======== Record excerpts

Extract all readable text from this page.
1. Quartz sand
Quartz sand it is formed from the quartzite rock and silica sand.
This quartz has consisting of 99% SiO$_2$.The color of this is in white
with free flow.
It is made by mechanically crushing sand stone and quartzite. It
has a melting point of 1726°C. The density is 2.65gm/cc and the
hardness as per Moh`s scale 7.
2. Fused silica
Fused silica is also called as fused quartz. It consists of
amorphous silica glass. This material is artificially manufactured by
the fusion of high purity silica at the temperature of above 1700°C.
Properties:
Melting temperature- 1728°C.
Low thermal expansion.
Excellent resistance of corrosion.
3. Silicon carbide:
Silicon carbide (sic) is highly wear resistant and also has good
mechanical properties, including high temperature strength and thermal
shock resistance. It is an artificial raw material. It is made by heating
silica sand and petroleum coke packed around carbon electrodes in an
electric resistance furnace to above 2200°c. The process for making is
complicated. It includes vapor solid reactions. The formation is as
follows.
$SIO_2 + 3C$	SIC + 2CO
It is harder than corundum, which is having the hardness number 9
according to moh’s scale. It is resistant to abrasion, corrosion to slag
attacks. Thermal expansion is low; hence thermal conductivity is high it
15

================

_Task to complete:_
Of all the lines above, how many contain "scale"? Give the number and nothing more.

_The output:_
2